_GOAL OF THE EXERCISE_
Go through the listing and return every line with "Сервер" in it.

----

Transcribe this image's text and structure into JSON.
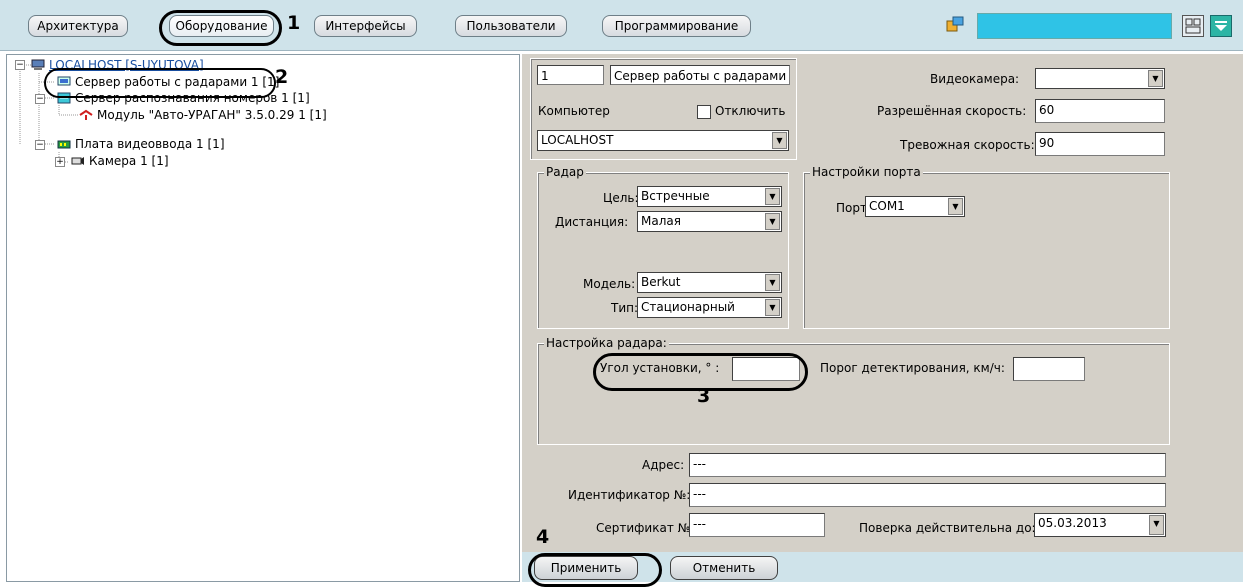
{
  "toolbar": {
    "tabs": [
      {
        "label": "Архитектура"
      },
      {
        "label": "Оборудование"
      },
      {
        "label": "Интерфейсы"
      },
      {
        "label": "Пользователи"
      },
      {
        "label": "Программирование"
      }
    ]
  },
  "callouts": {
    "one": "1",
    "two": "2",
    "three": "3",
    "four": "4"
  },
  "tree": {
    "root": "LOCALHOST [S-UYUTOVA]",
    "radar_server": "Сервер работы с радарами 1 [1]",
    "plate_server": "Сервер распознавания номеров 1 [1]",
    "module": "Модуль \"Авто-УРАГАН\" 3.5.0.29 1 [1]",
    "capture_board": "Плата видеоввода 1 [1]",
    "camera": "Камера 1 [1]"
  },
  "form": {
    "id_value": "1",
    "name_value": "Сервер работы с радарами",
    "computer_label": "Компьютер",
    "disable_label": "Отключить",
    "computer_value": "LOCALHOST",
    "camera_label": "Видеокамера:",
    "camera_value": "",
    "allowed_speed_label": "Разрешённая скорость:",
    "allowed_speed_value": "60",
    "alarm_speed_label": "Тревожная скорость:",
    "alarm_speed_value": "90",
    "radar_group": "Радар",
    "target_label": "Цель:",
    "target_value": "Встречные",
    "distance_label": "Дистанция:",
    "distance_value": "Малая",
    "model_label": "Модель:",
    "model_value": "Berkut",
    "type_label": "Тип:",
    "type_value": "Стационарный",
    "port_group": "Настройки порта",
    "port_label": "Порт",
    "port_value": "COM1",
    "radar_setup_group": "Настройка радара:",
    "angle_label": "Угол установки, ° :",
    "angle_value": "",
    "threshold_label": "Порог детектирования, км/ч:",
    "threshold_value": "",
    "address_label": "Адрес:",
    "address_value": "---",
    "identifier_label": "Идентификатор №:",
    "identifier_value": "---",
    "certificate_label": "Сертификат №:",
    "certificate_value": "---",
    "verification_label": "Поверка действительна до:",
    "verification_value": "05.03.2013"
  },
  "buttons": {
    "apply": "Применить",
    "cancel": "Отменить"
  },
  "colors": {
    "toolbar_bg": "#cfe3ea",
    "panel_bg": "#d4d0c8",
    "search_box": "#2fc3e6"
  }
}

----

_FINISHED TASK_
    "radar_server": "Сервер работы с радарами 1 [1]",
    "plate_server": "Сервер распознавания номеров 1 [1]",
    "name_value": "Сервер работы с радарами",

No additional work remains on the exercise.